### Short task
Reproduce the entries in full, with no changes.
-- Exercise data start --
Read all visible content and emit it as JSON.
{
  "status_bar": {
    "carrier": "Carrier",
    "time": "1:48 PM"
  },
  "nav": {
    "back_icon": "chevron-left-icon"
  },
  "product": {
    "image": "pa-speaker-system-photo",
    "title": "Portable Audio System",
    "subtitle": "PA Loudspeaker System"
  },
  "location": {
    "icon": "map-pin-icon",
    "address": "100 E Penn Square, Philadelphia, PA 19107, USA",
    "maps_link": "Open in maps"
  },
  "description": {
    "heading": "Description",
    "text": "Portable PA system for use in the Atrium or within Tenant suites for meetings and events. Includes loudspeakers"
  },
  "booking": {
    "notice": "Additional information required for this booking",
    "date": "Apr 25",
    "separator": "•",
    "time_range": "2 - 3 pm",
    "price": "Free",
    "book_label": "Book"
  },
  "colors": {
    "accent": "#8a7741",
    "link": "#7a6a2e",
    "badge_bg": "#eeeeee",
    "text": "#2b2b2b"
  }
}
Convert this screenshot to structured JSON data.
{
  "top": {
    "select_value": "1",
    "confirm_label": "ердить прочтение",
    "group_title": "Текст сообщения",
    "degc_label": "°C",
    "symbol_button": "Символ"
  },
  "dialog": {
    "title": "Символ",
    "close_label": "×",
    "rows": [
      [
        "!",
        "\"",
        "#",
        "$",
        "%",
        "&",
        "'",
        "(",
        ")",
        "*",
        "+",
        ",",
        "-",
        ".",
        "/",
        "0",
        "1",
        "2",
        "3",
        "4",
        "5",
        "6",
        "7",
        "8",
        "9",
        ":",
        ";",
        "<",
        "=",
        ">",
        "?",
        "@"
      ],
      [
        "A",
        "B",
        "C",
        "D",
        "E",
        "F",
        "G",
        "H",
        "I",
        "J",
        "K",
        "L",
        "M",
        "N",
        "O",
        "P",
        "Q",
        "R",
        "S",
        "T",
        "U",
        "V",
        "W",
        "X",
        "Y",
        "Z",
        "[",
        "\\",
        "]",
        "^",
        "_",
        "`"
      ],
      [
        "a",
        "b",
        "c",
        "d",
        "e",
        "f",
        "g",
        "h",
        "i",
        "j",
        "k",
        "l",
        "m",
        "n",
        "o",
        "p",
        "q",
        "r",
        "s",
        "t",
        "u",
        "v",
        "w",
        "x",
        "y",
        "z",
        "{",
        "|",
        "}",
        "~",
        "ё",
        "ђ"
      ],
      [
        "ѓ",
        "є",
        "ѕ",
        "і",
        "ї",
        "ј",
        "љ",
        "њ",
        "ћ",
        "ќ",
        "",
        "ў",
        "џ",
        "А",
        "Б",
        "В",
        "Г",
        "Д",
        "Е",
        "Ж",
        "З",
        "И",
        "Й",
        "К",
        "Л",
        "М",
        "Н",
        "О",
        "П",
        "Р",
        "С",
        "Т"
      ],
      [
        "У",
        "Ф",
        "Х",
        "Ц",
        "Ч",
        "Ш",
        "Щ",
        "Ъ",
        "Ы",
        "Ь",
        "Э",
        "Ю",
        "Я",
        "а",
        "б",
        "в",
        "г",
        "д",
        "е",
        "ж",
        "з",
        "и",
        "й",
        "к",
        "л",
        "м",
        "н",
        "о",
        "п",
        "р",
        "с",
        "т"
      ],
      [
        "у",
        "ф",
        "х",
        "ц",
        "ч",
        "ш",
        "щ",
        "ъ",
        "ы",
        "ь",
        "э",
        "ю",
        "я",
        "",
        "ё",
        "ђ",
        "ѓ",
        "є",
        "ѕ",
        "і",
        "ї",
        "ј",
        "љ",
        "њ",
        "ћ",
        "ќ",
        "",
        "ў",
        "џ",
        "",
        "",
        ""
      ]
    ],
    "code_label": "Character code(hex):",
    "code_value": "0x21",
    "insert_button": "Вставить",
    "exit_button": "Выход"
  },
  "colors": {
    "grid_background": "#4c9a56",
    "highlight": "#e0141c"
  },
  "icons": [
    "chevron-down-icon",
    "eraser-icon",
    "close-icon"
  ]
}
-- Exercise data end --
### Output for this task
Read all visible content and emit it as JSON.
{
  "status_bar": {
    "carrier": "Carrier",
    "time": "1:48 PM"
  },
  "nav": {
    "back_icon": "chevron-left-icon"
  },
  "product": {
    "image": "pa-speaker-system-photo",
    "title": "Portable Audio System",
    "subtitle": "PA Loudspeaker System"
  },
  "location": {
    "icon": "map-pin-icon",
    "address": "100 E Penn Square, Philadelphia, PA 19107, USA",
    "maps_link": "Open in maps"
  },
  "description": {
    "heading": "Description",
    "text": "Portable PA system for use in the Atrium or within Tenant suites for meetings and events. Includes loudspeakers"
  },
  "booking": {
    "notice": "Additional information required for this booking",
    "date": "Apr 25",
    "separator": "•",
    "time_range": "2 - 3 pm",
    "price": "Free",
    "book_label": "Book"
  },
  "colors": {
    "accent": "#8a7741",
    "link": "#7a6a2e",
    "badge_bg": "#eeeeee",
    "text": "#2b2b2b"
  }
}
Convert this screenshot to structured JSON data.
{
  "top": {
    "select_value": "1",
    "confirm_label": "ердить прочтение",
    "group_title": "Текст сообщения",
    "degc_label": "°C",
    "symbol_button": "Символ"
  },
  "dialog": {
    "title": "Символ",
    "close_label": "×",
    "rows": [
      [
        "!",
        "\"",
        "#",
        "$",
        "%",
        "&",
        "'",
        "(",
        ")",
        "*",
        "+",
        ",",
        "-",
        ".",
        "/",
        "0",
        "1",
        "2",
        "3",
        "4",
        "5",
        "6",
        "7",
        "8",
        "9",
        ":",
        ";",
        "<",
        "=",
        ">",
        "?",
        "@"
      ],
      [
        "A",
        "B",
        "C",
        "D",
        "E",
        "F",
        "G",
        "H",
        "I",
        "J",
        "K",
        "L",
        "M",
        "N",
        "O",
        "P",
        "Q",
        "R",
        "S",
        "T",
        "U",
        "V",
        "W",
        "X",
        "Y",
        "Z",
        "[",
        "\\",
        "]",
        "^",
        "_",
        "`"
      ],
      [
        "a",
        "b",
        "c",
        "d",
        "e",
        "f",
        "g",
        "h",
        "i",
        "j",
        "k",
        "l",
        "m",
        "n",
        "o",
        "p",
        "q",
        "r",
        "s",
        "t",
        "u",
        "v",
        "w",
        "x",
        "y",
        "z",
        "{",
        "|",
        "}",
        "~",
        "ё",
        "ђ"
      ],
      [
        "ѓ",
        "є",
        "ѕ",
        "і",
        "ї",
        "ј",
        "љ",
        "њ",
        "ћ",
        "ќ",
        "",
        "ў",
        "џ",
        "А",
        "Б",
        "В",
        "Г",
        "Д",
        "Е",
        "Ж",
        "З",
        "И",
        "Й",
        "К",
        "Л",
        "М",
        "Н",
        "О",
        "П",
        "Р",
        "С",
        "Т"
      ],
      [
        "У",
        "Ф",
        "Х",
        "Ц",
        "Ч",
        "Ш",
        "Щ",
        "Ъ",
        "Ы",
        "Ь",
        "Э",
        "Ю",
        "Я",
        "а",
        "б",
        "в",
        "г",
        "д",
        "е",
        "ж",
        "з",
        "и",
        "й",
        "к",
        "л",
        "м",
        "н",
        "о",
        "п",
        "р",
        "с",
        "т"
      ],
      [
        "у",
        "ф",
        "х",
        "ц",
        "ч",
        "ш",
        "щ",
        "ъ",
        "ы",
        "ь",
        "э",
        "ю",
        "я",
        "",
        "ё",
        "ђ",
        "ѓ",
        "є",
        "ѕ",
        "і",
        "ї",
        "ј",
        "љ",
        "њ",
        "ћ",
        "ќ",
        "",
        "ў",
        "џ",
        "",
        "",
        ""
      ]
    ],
    "code_label": "Character code(hex):",
    "code_value": "0x21",
    "insert_button": "Вставить",
    "exit_button": "Выход"
  },
  "colors": {
    "grid_background": "#4c9a56",
    "highlight": "#e0141c"
  },
  "icons": [
    "chevron-down-icon",
    "eraser-icon",
    "close-icon"
  ]
}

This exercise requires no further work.